■ **STATED EXERCISE**
All lines in the data bearing the string "Kategorien" should be identified and copied.

========

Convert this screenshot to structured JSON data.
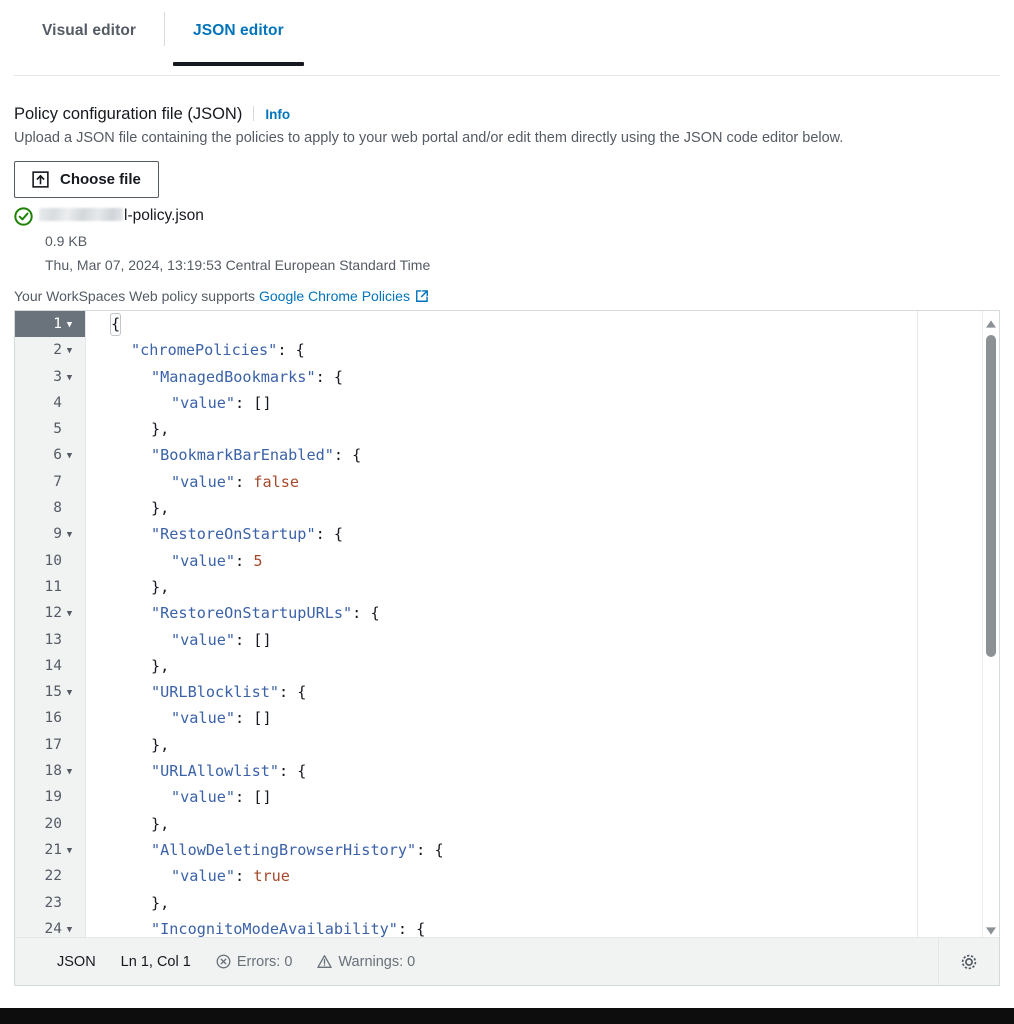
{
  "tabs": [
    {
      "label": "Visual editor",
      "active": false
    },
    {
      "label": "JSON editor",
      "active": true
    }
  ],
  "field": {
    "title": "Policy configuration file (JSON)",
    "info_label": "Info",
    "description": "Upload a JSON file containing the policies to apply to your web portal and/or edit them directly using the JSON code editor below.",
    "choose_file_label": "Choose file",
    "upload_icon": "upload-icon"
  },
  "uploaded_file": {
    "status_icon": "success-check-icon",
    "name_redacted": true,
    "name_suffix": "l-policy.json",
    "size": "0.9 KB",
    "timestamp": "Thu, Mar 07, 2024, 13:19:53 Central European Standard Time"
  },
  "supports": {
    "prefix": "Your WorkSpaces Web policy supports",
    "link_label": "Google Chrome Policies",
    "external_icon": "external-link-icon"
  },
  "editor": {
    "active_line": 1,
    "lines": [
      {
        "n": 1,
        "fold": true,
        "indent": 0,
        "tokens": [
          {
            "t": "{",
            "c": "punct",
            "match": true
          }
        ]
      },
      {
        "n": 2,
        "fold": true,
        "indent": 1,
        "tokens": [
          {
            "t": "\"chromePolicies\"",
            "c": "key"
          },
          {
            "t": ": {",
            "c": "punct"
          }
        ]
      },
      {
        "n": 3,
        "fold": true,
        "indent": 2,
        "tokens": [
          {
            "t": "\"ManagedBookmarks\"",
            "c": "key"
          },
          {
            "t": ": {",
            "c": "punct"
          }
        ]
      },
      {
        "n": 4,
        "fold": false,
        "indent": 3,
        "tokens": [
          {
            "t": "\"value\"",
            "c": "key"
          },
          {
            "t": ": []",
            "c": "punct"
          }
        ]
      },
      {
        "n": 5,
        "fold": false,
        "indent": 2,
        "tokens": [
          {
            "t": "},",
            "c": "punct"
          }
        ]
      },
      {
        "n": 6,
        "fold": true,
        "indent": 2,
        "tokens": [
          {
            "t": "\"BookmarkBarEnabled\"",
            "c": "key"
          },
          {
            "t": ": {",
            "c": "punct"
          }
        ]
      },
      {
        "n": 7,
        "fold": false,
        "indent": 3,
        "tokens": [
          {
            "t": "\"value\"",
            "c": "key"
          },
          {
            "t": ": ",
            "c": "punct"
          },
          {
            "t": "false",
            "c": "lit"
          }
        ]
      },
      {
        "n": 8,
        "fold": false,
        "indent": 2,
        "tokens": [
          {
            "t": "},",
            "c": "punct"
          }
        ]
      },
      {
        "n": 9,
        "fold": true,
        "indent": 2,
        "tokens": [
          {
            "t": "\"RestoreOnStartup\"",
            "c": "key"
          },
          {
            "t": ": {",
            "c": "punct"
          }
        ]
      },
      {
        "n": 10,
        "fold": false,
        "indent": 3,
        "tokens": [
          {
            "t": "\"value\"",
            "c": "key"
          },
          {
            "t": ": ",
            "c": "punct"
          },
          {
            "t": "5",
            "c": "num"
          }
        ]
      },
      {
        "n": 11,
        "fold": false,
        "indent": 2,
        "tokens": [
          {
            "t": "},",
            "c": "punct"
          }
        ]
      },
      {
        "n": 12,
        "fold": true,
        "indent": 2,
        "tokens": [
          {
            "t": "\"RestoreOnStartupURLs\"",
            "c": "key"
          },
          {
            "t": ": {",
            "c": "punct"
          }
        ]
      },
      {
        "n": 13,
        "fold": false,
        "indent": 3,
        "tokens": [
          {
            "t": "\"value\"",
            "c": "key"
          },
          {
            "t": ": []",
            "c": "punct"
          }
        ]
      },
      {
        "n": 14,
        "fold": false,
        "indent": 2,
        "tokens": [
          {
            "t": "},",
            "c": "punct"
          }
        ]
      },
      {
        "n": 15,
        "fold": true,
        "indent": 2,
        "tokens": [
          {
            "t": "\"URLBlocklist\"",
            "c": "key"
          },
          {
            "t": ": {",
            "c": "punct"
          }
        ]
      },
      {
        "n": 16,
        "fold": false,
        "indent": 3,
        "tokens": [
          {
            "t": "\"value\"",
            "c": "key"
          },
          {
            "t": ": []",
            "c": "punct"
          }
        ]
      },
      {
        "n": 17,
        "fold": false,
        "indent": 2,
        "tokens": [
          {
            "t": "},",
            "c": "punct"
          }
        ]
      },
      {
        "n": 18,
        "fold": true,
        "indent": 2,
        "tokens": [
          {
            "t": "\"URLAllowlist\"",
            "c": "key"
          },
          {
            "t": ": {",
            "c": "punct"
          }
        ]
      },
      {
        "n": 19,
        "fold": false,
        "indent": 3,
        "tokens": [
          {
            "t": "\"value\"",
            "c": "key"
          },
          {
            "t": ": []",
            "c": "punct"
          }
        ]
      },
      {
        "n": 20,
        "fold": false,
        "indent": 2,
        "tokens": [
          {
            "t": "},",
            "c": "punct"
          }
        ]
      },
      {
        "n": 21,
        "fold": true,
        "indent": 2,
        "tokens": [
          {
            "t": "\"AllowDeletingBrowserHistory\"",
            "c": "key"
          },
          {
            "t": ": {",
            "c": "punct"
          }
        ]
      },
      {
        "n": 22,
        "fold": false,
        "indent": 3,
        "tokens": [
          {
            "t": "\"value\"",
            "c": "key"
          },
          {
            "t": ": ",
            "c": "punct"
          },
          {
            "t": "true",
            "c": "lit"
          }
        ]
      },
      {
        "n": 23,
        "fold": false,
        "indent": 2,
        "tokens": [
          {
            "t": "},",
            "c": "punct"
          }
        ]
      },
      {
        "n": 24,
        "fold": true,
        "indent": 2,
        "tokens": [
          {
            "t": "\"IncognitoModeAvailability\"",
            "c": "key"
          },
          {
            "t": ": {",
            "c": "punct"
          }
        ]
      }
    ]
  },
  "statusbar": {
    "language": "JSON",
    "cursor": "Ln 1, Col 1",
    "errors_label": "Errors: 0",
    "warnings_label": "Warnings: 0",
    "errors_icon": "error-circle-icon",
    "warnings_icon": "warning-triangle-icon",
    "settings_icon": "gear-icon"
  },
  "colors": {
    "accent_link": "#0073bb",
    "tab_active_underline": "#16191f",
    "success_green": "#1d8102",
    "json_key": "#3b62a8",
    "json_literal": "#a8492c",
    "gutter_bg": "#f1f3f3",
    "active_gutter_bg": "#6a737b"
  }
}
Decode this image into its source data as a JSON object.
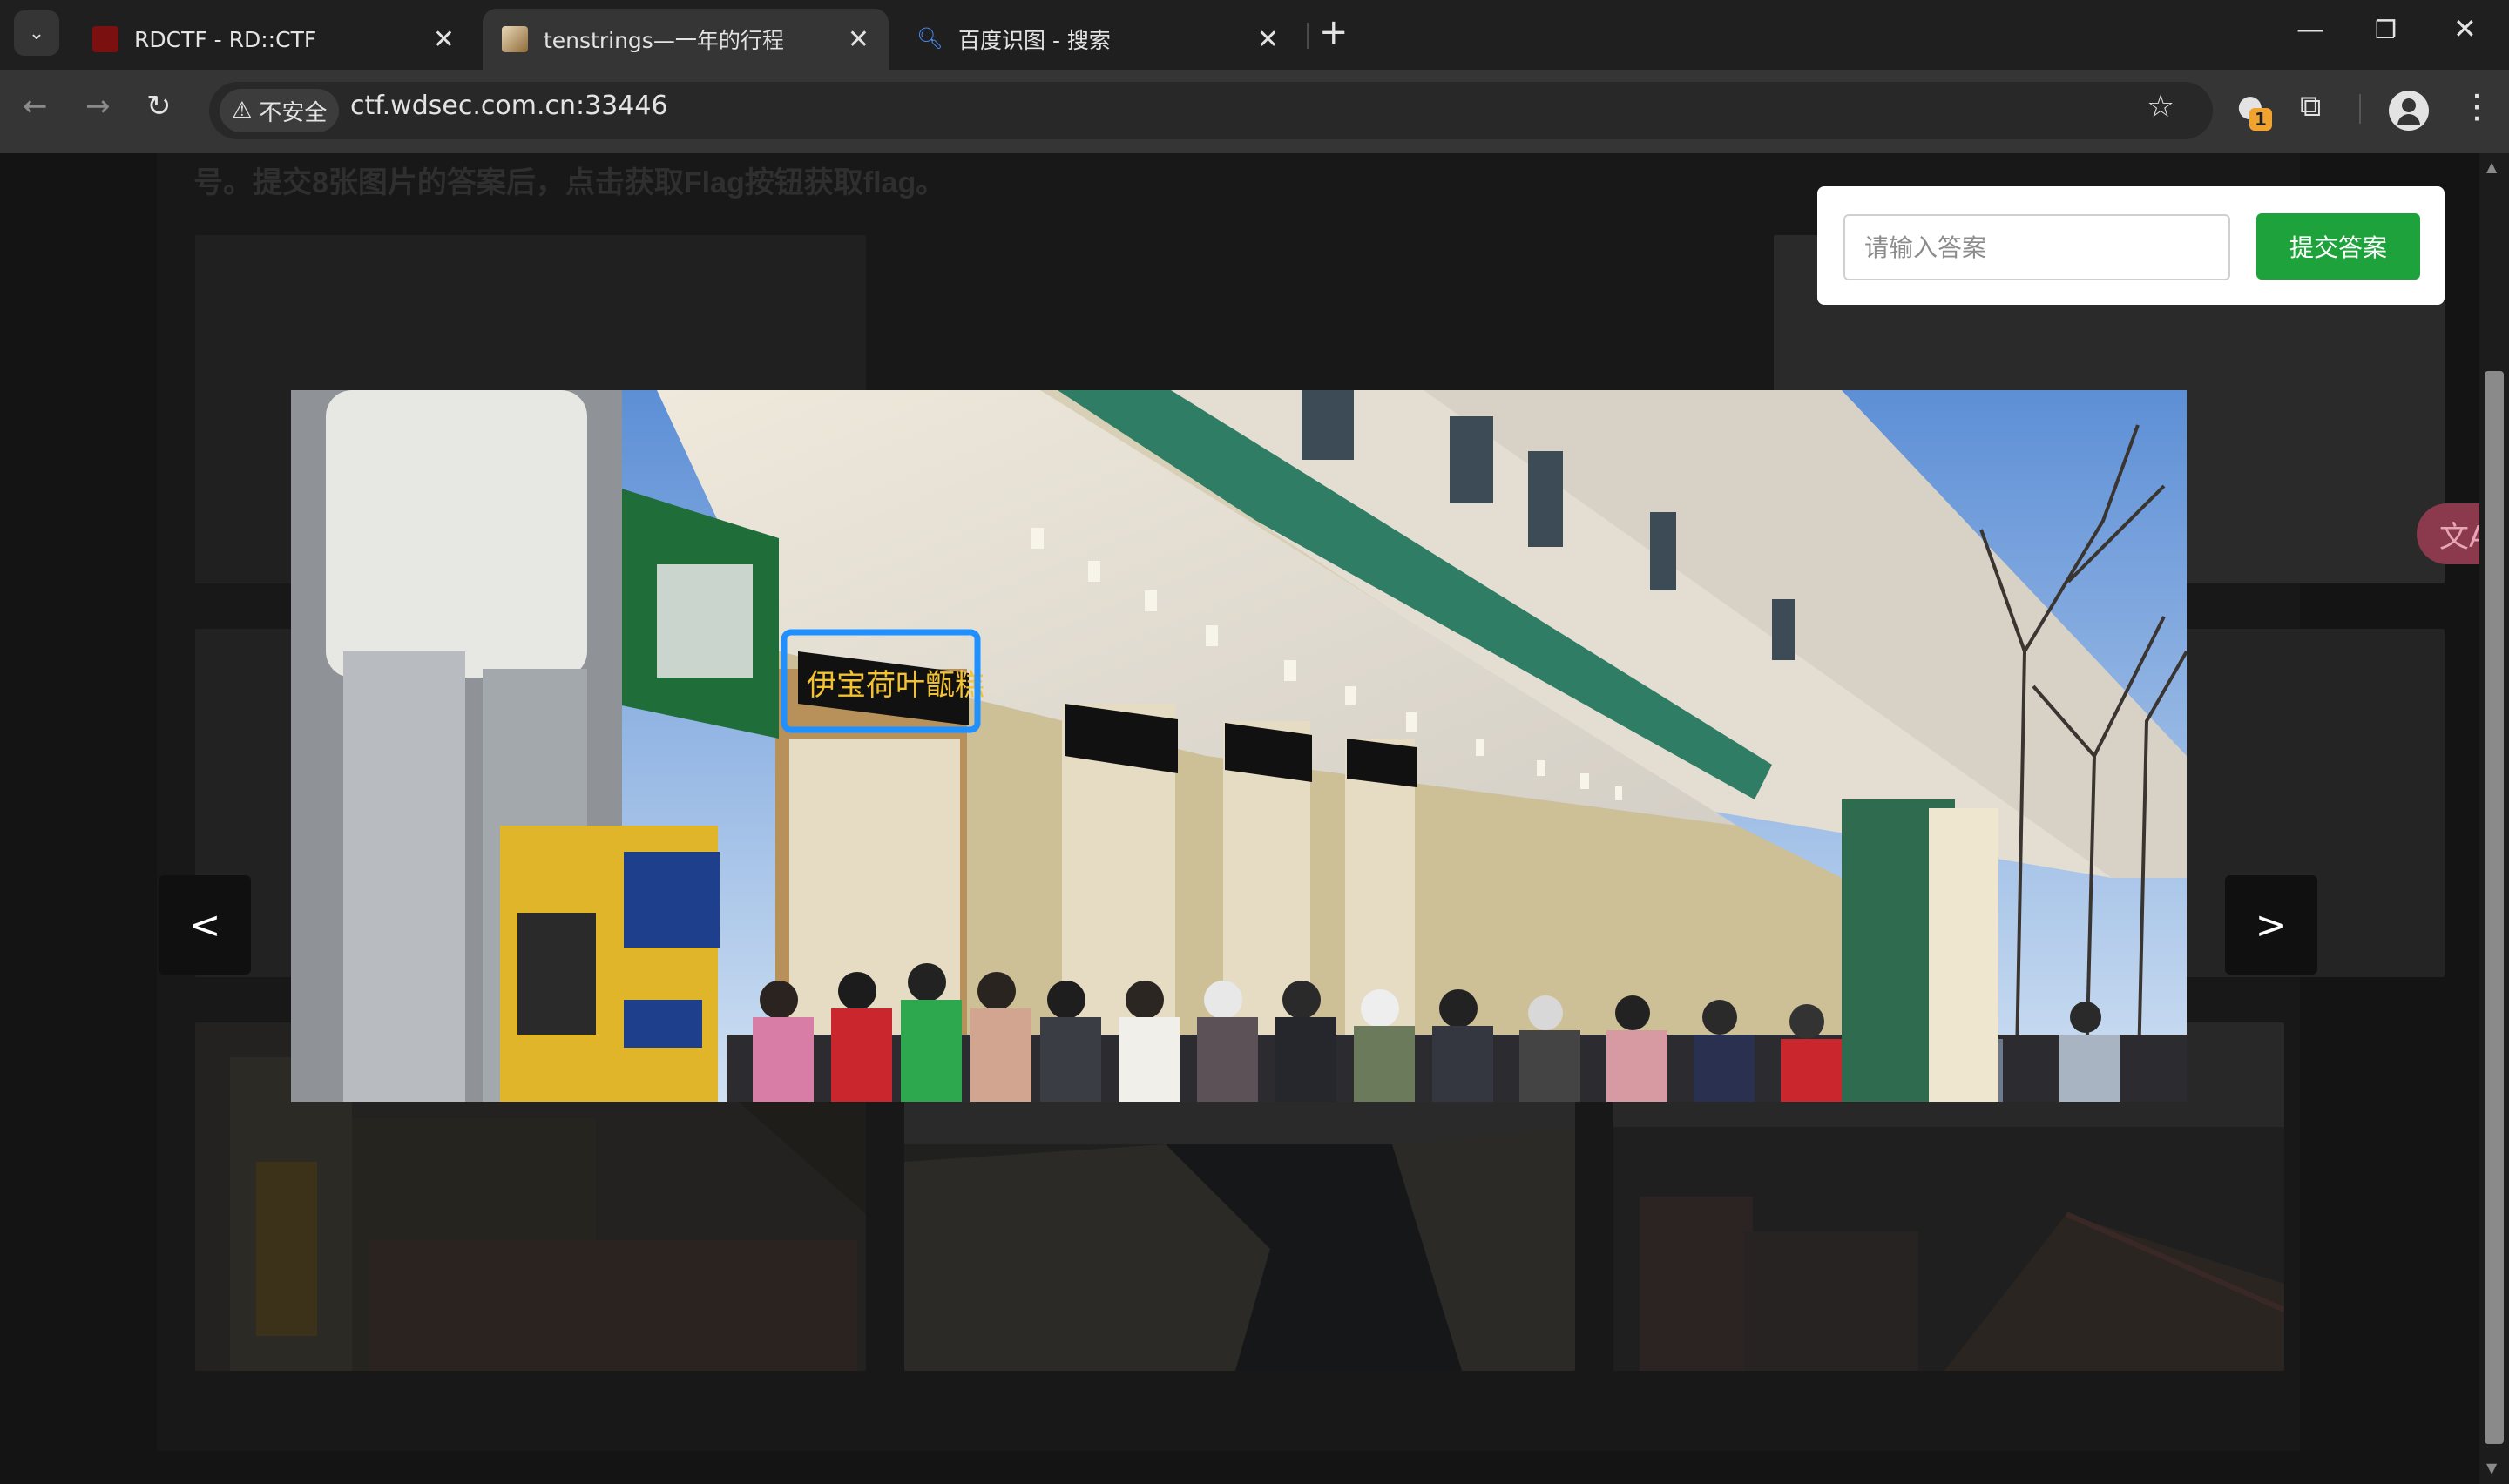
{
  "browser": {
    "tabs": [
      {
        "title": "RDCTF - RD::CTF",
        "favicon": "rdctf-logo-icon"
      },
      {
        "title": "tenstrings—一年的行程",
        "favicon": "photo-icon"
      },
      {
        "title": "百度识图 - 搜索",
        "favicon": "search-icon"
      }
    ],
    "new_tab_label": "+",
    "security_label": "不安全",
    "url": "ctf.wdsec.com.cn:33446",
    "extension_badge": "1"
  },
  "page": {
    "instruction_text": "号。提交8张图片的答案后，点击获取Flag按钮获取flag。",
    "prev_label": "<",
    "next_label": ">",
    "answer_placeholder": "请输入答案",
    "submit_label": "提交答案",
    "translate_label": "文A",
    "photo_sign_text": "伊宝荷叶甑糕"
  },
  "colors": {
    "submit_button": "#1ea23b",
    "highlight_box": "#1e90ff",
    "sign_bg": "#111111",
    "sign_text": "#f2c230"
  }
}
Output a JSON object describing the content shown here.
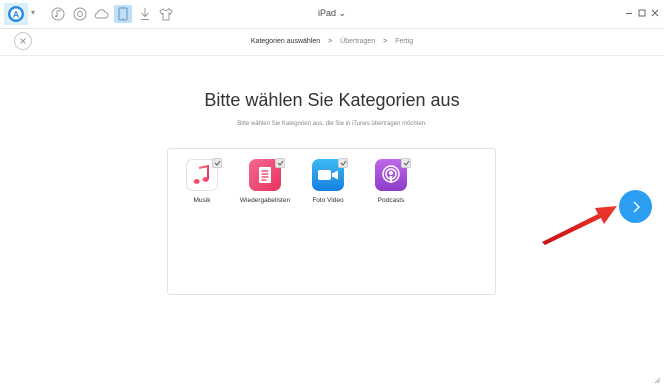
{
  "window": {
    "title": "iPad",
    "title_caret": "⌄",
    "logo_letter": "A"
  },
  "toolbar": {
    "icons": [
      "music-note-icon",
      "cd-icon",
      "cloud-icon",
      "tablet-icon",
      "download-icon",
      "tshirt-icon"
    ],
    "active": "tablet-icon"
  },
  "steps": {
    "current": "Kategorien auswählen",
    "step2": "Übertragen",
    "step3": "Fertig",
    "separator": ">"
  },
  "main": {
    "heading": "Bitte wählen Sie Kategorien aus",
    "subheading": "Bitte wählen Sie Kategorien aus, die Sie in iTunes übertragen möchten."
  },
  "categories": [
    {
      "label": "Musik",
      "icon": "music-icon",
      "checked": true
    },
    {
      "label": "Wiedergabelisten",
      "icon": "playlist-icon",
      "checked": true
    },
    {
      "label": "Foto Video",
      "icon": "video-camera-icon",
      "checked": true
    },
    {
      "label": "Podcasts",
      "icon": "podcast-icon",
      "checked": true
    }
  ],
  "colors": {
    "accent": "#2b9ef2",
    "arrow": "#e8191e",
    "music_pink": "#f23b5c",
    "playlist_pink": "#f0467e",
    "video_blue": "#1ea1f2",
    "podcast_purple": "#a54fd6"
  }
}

========

■ **TASK RESULT**
    "current": "Kategorien auswählen",
    "heading": "Bitte wählen Sie Kategorien aus",
    "subheading": "Bitte wählen Sie Kategorien aus, die Sie in iTunes übertragen möchten."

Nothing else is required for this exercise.